WHAT IS REQUIRED ▸
The full data must be written out exactly, with every line included.

Dataset records ▸
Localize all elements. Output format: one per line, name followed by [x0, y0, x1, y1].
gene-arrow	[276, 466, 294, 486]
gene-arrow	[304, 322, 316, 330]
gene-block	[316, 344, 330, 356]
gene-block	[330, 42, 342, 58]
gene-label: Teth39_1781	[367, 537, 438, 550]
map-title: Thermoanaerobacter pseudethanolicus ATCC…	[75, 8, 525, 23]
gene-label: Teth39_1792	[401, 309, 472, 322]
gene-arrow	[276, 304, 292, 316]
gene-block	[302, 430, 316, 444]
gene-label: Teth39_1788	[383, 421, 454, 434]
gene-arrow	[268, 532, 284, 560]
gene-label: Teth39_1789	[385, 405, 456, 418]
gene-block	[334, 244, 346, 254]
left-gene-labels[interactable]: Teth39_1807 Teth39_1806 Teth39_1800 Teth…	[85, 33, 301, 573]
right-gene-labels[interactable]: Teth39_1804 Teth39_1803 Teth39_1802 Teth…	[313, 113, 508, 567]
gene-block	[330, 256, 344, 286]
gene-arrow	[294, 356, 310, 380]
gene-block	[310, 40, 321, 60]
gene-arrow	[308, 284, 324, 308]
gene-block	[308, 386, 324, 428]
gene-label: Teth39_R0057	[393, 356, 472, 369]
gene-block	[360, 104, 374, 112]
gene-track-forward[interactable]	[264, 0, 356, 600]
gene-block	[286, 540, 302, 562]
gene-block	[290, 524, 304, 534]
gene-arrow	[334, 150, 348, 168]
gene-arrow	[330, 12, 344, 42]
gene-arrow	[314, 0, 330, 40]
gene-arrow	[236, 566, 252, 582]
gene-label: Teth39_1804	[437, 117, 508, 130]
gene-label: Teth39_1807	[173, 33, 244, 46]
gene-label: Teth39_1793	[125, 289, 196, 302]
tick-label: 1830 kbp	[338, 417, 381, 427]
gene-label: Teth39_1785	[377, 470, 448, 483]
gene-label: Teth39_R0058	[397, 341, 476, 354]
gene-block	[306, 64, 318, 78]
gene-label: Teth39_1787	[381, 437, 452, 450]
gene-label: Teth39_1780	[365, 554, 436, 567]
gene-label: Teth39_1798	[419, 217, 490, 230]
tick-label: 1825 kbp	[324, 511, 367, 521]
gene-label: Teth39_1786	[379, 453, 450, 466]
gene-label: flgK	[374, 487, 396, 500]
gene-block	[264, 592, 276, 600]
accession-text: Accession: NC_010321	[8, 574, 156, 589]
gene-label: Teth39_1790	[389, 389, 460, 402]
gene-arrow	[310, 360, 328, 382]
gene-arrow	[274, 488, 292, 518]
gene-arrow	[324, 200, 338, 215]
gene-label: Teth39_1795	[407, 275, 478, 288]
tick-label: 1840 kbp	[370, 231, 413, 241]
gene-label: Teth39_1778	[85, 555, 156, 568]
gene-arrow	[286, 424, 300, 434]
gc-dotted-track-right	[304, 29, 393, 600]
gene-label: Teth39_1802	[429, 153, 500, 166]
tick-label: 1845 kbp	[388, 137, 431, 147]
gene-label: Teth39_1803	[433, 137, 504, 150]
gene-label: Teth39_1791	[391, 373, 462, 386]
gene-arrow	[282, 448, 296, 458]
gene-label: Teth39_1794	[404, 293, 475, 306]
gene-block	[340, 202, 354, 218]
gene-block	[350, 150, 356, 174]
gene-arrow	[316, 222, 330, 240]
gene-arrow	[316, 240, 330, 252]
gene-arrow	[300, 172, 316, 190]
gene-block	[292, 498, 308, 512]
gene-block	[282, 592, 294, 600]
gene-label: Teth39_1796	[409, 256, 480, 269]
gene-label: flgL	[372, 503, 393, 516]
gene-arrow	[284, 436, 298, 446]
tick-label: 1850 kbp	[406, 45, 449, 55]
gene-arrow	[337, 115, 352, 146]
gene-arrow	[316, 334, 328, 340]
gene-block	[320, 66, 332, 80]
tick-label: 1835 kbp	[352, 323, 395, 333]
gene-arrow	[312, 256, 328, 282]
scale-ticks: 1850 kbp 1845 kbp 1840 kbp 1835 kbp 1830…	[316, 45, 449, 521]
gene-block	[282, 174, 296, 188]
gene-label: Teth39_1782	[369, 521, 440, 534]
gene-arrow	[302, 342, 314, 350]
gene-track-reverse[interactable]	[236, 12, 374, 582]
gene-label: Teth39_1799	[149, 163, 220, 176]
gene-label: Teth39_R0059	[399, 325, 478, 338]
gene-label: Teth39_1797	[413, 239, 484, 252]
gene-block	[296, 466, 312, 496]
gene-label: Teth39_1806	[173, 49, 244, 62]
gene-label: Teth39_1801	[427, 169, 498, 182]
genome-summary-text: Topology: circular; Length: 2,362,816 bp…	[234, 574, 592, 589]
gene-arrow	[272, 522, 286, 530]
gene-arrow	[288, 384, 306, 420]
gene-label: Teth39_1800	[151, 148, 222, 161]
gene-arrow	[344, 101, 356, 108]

SOLUTION FOR THIS PROBLEM ▸
Localize all elements. Output format: one per line, name followed by [x0, y0, x1, y1].
gene-arrow	[276, 466, 294, 486]
gene-arrow	[304, 322, 316, 330]
gene-block	[316, 344, 330, 356]
gene-block	[330, 42, 342, 58]
gene-label: Teth39_1781	[367, 537, 438, 550]
map-title: Thermoanaerobacter pseudethanolicus ATCC…	[75, 8, 525, 23]
gene-label: Teth39_1792	[401, 309, 472, 322]
gene-arrow	[276, 304, 292, 316]
gene-block	[302, 430, 316, 444]
gene-label: Teth39_1788	[383, 421, 454, 434]
gene-arrow	[268, 532, 284, 560]
gene-label: Teth39_1789	[385, 405, 456, 418]
gene-block	[334, 244, 346, 254]
left-gene-labels[interactable]: Teth39_1807 Teth39_1806 Teth39_1800 Teth…	[85, 33, 301, 573]
right-gene-labels[interactable]: Teth39_1804 Teth39_1803 Teth39_1802 Teth…	[313, 113, 508, 567]
gene-block	[330, 256, 344, 286]
gene-arrow	[294, 356, 310, 380]
gene-block	[310, 40, 321, 60]
gene-arrow	[308, 284, 324, 308]
gene-block	[308, 386, 324, 428]
gene-label: Teth39_R0057	[393, 356, 472, 369]
gene-block	[360, 104, 374, 112]
gene-track-forward[interactable]	[264, 0, 356, 600]
gene-block	[286, 540, 302, 562]
gene-block	[290, 524, 304, 534]
gene-arrow	[334, 150, 348, 168]
gene-arrow	[330, 12, 344, 42]
gene-arrow	[314, 0, 330, 40]
gene-arrow	[236, 566, 252, 582]
gene-label: Teth39_1804	[437, 117, 508, 130]
gene-label: Teth39_1807	[173, 33, 244, 46]
gene-label: Teth39_1793	[125, 289, 196, 302]
tick-label: 1830 kbp	[338, 417, 381, 427]
gene-label: Teth39_1785	[377, 470, 448, 483]
gene-label: Teth39_R0058	[397, 341, 476, 354]
gene-block	[306, 64, 318, 78]
gene-label: Teth39_1787	[381, 437, 452, 450]
gene-label: Teth39_1780	[365, 554, 436, 567]
gene-label: Teth39_1798	[419, 217, 490, 230]
tick-label: 1825 kbp	[324, 511, 367, 521]
gene-label: Teth39_1786	[379, 453, 450, 466]
gene-label: flgK	[374, 487, 396, 500]
gene-block	[264, 592, 276, 600]
accession-text: Accession: NC_010321	[8, 574, 156, 589]
gene-label: Teth39_1790	[389, 389, 460, 402]
gene-arrow	[310, 360, 328, 382]
gene-arrow	[274, 488, 292, 518]
gene-arrow	[324, 200, 338, 215]
gene-label: Teth39_1795	[407, 275, 478, 288]
tick-label: 1840 kbp	[370, 231, 413, 241]
gene-label: Teth39_1778	[85, 555, 156, 568]
gene-arrow	[286, 424, 300, 434]
gc-dotted-track-right	[304, 29, 393, 600]
gene-label: Teth39_1802	[429, 153, 500, 166]
tick-label: 1845 kbp	[388, 137, 431, 147]
gene-label: Teth39_1803	[433, 137, 504, 150]
gene-label: Teth39_1791	[391, 373, 462, 386]
gene-arrow	[282, 448, 296, 458]
gene-label: Teth39_1794	[404, 293, 475, 306]
gene-block	[340, 202, 354, 218]
gene-block	[350, 150, 356, 174]
gene-arrow	[316, 222, 330, 240]
gene-arrow	[316, 240, 330, 252]
gene-arrow	[300, 172, 316, 190]
gene-block	[292, 498, 308, 512]
gene-block	[282, 592, 294, 600]
gene-label: Teth39_1796	[409, 256, 480, 269]
gene-label: flgL	[372, 503, 393, 516]
gene-arrow	[284, 436, 298, 446]
tick-label: 1850 kbp	[406, 45, 449, 55]
gene-arrow	[337, 115, 352, 146]
gene-arrow	[316, 334, 328, 340]
gene-block	[320, 66, 332, 80]
tick-label: 1835 kbp	[352, 323, 395, 333]
gene-arrow	[312, 256, 328, 282]
scale-ticks: 1850 kbp 1845 kbp 1840 kbp 1835 kbp 1830…	[316, 45, 449, 521]
gene-block	[282, 174, 296, 188]
gene-label: Teth39_1782	[369, 521, 440, 534]
gene-arrow	[302, 342, 314, 350]
gene-track-reverse[interactable]	[236, 12, 374, 582]
gene-label: Teth39_1799	[149, 163, 220, 176]
gene-label: Teth39_R0059	[399, 325, 478, 338]
gene-label: Teth39_1797	[413, 239, 484, 252]
gene-block	[296, 466, 312, 496]
gene-label: Teth39_1806	[173, 49, 244, 62]
gene-label: Teth39_1801	[427, 169, 498, 182]
genome-summary-text: Topology: circular; Length: 2,362,816 bp…	[234, 574, 592, 589]
gene-arrow	[272, 522, 286, 530]
gene-arrow	[288, 384, 306, 420]
gene-label: Teth39_1800	[151, 148, 222, 161]
gene-arrow	[344, 101, 356, 108]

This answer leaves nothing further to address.